**Direction:** Pick out every line in the rows below that contains the string "text", and copy each one. Matching is case-sensitive.

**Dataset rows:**

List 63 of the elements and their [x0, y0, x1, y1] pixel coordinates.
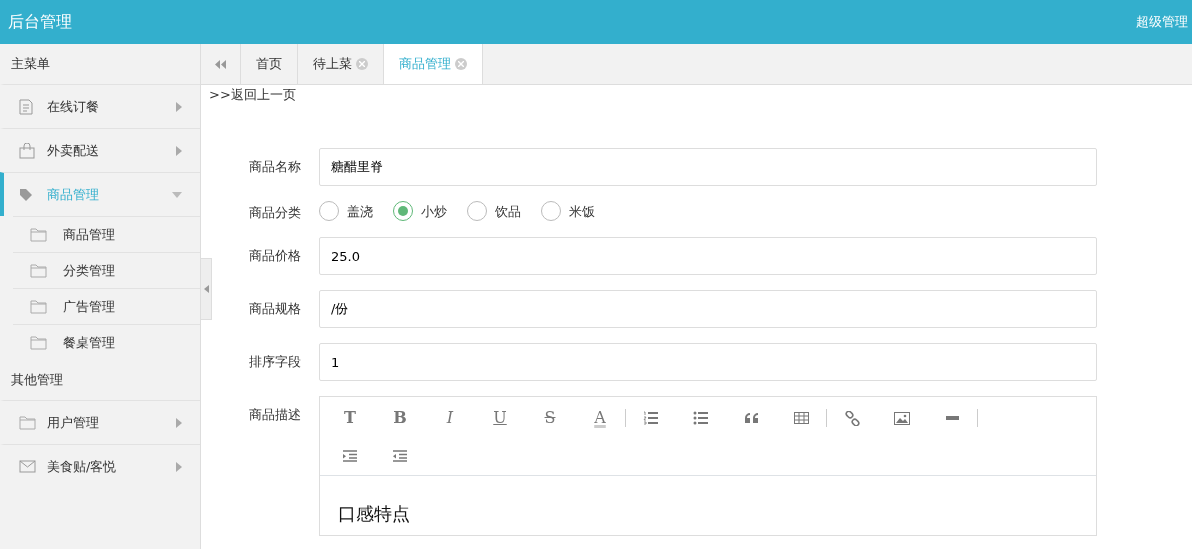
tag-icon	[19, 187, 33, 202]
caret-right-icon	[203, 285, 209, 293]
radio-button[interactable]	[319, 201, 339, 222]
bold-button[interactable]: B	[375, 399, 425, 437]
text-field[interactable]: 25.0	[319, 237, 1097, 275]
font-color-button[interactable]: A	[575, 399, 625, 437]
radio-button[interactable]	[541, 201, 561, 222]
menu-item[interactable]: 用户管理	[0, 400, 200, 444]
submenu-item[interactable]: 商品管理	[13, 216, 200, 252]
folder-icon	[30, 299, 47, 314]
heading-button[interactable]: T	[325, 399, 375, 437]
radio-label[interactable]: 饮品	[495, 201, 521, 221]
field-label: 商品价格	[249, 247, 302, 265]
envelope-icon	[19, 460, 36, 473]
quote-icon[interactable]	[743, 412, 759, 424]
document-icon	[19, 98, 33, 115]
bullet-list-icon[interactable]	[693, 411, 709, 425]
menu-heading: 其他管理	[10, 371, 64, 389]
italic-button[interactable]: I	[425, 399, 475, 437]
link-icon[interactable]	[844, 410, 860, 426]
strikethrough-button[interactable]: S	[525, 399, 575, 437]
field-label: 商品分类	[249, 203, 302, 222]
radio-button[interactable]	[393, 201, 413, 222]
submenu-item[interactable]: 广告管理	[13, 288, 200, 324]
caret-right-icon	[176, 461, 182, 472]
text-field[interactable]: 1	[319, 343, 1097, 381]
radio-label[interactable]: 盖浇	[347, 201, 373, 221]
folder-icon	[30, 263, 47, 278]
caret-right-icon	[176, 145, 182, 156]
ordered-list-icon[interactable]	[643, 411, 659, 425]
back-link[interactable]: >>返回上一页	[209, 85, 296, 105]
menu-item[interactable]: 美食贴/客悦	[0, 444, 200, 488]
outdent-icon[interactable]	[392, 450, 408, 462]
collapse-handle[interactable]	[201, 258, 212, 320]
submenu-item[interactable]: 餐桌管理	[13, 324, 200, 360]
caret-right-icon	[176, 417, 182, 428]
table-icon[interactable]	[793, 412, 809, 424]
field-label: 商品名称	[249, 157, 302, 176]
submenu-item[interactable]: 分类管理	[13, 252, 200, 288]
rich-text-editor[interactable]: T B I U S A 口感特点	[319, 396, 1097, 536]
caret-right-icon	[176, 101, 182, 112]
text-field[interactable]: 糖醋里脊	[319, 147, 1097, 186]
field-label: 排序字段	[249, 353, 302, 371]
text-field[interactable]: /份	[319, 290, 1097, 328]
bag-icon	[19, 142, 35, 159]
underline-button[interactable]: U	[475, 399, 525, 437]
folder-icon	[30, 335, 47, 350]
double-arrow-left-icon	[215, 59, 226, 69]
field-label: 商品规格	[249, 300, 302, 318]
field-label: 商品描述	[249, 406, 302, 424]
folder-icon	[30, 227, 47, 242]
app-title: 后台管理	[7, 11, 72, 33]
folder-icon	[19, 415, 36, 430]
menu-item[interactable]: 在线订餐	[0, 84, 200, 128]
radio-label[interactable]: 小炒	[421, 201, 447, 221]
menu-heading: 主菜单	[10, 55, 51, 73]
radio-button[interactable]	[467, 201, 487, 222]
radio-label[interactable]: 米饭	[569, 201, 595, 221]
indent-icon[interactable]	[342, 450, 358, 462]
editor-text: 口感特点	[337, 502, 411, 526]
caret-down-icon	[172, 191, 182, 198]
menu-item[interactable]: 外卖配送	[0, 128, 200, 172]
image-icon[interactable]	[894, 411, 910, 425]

---

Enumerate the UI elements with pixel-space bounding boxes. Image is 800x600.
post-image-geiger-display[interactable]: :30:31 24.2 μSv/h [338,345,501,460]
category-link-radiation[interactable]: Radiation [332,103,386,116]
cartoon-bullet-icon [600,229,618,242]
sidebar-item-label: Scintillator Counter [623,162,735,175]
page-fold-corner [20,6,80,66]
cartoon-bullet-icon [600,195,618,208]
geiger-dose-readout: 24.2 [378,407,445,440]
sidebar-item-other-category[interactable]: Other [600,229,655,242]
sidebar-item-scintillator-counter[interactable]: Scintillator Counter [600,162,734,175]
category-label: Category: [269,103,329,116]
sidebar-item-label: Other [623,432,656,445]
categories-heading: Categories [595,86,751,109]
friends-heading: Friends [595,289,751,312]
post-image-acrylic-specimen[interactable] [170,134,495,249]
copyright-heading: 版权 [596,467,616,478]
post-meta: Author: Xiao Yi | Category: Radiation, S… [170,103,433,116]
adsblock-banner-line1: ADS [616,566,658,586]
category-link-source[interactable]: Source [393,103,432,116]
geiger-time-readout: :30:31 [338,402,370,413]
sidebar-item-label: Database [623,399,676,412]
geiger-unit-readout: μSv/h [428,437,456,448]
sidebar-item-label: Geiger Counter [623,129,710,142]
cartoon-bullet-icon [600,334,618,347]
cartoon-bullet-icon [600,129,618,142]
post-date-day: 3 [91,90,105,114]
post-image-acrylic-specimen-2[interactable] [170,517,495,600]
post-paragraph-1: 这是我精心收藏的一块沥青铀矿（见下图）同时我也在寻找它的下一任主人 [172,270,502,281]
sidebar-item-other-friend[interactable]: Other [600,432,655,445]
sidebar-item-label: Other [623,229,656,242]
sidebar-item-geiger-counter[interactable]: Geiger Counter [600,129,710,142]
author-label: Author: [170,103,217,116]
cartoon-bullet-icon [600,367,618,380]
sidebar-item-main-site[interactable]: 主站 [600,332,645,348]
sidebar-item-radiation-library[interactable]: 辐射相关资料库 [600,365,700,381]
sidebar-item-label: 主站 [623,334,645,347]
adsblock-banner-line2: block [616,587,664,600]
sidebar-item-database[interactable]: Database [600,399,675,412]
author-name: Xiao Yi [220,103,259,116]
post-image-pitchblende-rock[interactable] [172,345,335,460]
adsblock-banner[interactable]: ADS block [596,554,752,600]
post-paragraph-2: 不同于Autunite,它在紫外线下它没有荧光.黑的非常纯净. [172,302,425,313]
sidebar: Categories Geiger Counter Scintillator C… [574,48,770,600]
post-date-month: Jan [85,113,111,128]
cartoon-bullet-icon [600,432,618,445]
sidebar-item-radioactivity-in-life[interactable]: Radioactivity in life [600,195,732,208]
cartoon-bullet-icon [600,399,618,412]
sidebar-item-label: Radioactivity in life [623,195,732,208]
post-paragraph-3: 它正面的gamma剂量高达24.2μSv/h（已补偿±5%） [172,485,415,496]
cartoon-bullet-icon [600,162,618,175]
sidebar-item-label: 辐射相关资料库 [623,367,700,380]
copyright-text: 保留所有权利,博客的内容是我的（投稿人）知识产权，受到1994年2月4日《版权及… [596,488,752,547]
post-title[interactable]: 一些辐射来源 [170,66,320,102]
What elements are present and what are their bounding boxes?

**Result:**
text-field[interactable]: 25.0	[319, 237, 1097, 275]
text-field[interactable]: 1	[319, 343, 1097, 381]
rich-text-editor[interactable]: T B I U S A 口感特点	[319, 396, 1097, 536]
text-field[interactable]: 糖醋里脊	[319, 147, 1097, 186]
text-field[interactable]: /份	[319, 290, 1097, 328]
editor-text: 口感特点	[337, 502, 411, 526]
copyright-text: 保留所有权利,博客的内容是我的（投稿人）知识产权，受到1994年2月4日《版权及… [596,488,752,547]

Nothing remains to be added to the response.